- Task objective
Drop every picture and give the entries back exactly.

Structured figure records

########

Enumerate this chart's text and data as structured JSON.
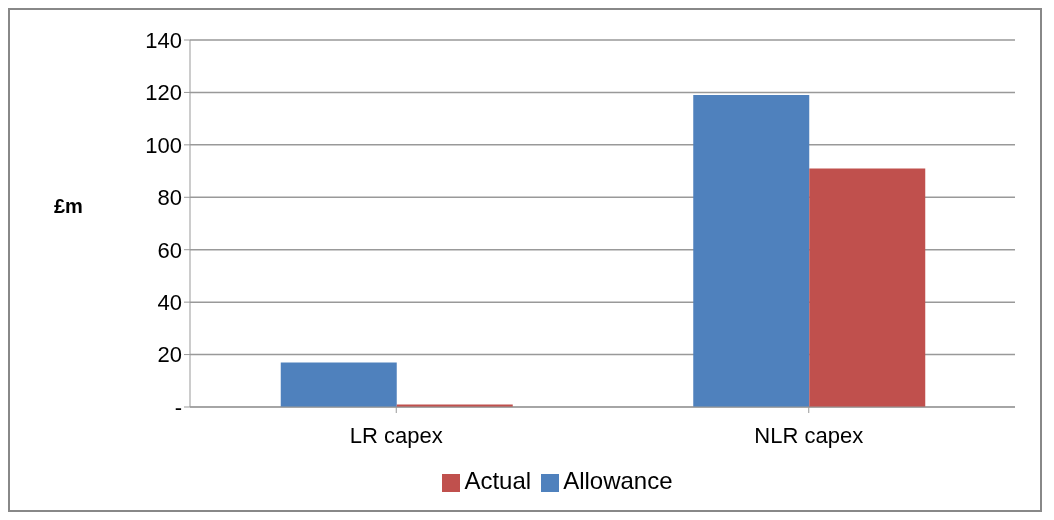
{
  "chart_data": {
    "type": "bar",
    "categories": [
      "LR capex",
      "NLR capex"
    ],
    "ylabel": "£m",
    "series": [
      {
        "name": "Allowance",
        "color": "#4f81bd",
        "values": [
          17,
          119
        ]
      },
      {
        "name": "Actual",
        "color": "#c0504d",
        "values": [
          1,
          91
        ]
      }
    ],
    "ylim": [
      0,
      140
    ],
    "yticks": [
      {
        "value": 0,
        "label": "-"
      },
      20,
      40,
      60,
      80,
      100,
      120,
      140
    ],
    "grid": "y",
    "legend": "bottom"
  }
}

########

- Response below
Enumerate this chart's text and data as structured JSON.
{
  "chart_data": {
    "type": "bar",
    "categories": [
      "LR capex",
      "NLR capex"
    ],
    "ylabel": "£m",
    "series": [
      {
        "name": "Allowance",
        "color": "#4f81bd",
        "values": [
          17,
          119
        ]
      },
      {
        "name": "Actual",
        "color": "#c0504d",
        "values": [
          1,
          91
        ]
      }
    ],
    "ylim": [
      0,
      140
    ],
    "yticks": [
      {
        "value": 0,
        "label": "-"
      },
      20,
      40,
      60,
      80,
      100,
      120,
      140
    ],
    "grid": "y",
    "legend": "bottom"
  }
}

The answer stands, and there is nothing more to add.